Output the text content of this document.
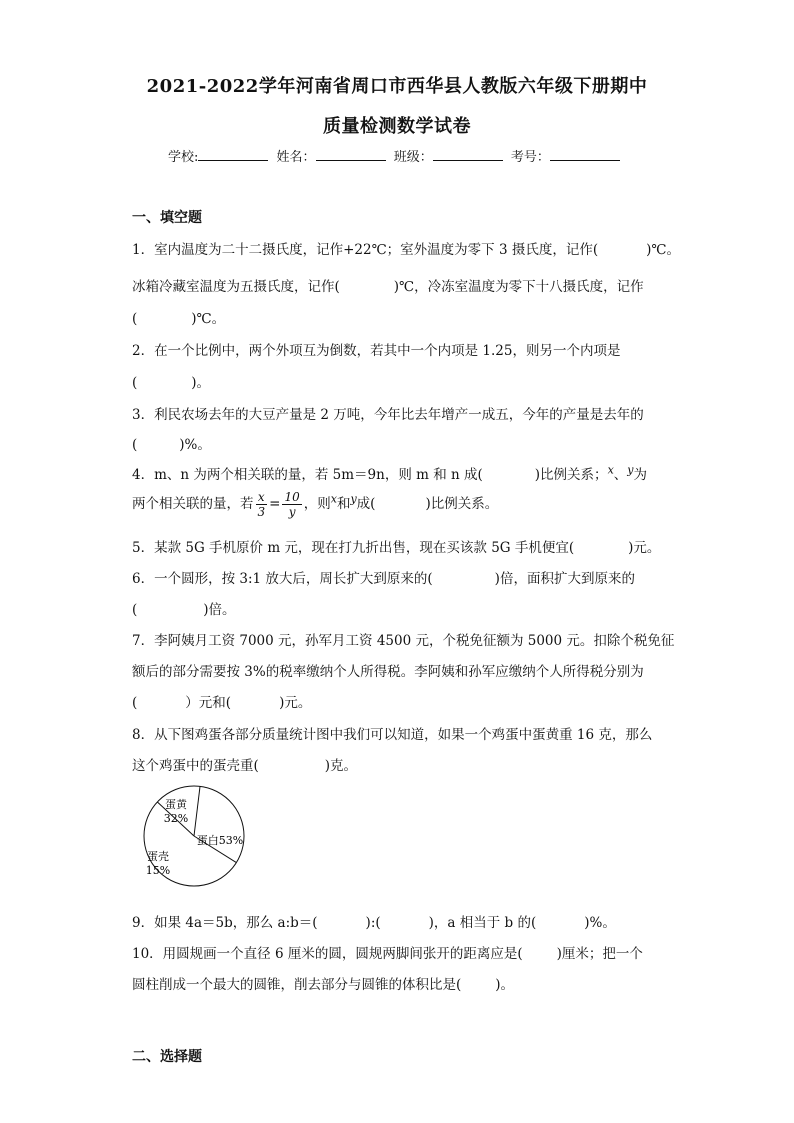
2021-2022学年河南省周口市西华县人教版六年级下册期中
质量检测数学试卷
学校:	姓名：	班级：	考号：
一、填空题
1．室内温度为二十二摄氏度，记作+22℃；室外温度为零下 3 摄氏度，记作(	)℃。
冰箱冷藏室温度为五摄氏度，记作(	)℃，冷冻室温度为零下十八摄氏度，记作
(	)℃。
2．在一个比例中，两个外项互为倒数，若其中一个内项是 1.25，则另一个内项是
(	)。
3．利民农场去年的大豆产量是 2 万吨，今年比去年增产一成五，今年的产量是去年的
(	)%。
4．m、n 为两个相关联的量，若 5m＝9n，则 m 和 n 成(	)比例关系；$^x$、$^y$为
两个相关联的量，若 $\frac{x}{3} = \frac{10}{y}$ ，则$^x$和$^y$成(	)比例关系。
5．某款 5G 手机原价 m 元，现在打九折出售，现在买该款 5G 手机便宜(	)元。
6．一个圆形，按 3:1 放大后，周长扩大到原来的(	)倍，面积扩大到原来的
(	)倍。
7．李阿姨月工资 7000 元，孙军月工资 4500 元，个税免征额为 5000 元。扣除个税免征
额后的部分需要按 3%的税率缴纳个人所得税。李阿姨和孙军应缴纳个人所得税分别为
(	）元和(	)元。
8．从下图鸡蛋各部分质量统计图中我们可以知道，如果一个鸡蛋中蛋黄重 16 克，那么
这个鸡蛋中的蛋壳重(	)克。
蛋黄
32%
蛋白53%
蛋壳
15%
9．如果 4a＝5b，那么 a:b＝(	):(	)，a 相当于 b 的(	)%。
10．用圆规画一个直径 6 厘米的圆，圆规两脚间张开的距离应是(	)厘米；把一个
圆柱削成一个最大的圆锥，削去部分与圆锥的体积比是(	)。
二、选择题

==========

Written instruction: Extract the full listing above verbatim; pictures are to be left out of the copy.

Answer in full:
Output the text content of this document.
2021-2022学年河南省周口市西华县人教版六年级下册期中
质量检测数学试卷
学校:	姓名：	班级：	考号：
一、填空题
1．室内温度为二十二摄氏度，记作+22℃；室外温度为零下 3 摄氏度，记作(	)℃。
冰箱冷藏室温度为五摄氏度，记作(	)℃，冷冻室温度为零下十八摄氏度，记作
(	)℃。
2．在一个比例中，两个外项互为倒数，若其中一个内项是 1.25，则另一个内项是
(	)。
3．利民农场去年的大豆产量是 2 万吨，今年比去年增产一成五，今年的产量是去年的
(	)%。
4．m、n 为两个相关联的量，若 5m＝9n，则 m 和 n 成(	)比例关系；$^x$、$^y$为
两个相关联的量，若 $\frac{x}{3} = \frac{10}{y}$ ，则$^x$和$^y$成(	)比例关系。
5．某款 5G 手机原价 m 元，现在打九折出售，现在买该款 5G 手机便宜(	)元。
6．一个圆形，按 3:1 放大后，周长扩大到原来的(	)倍，面积扩大到原来的
(	)倍。
7．李阿姨月工资 7000 元，孙军月工资 4500 元，个税免征额为 5000 元。扣除个税免征
额后的部分需要按 3%的税率缴纳个人所得税。李阿姨和孙军应缴纳个人所得税分别为
(	）元和(	)元。
8．从下图鸡蛋各部分质量统计图中我们可以知道，如果一个鸡蛋中蛋黄重 16 克，那么
这个鸡蛋中的蛋壳重(	)克。
蛋黄
32%
蛋白53%
蛋壳
15%
9．如果 4a＝5b，那么 a:b＝(	):(	)，a 相当于 b 的(	)%。
10．用圆规画一个直径 6 厘米的圆，圆规两脚间张开的距离应是(	)厘米；把一个
圆柱削成一个最大的圆锥，削去部分与圆锥的体积比是(	)。
二、选择题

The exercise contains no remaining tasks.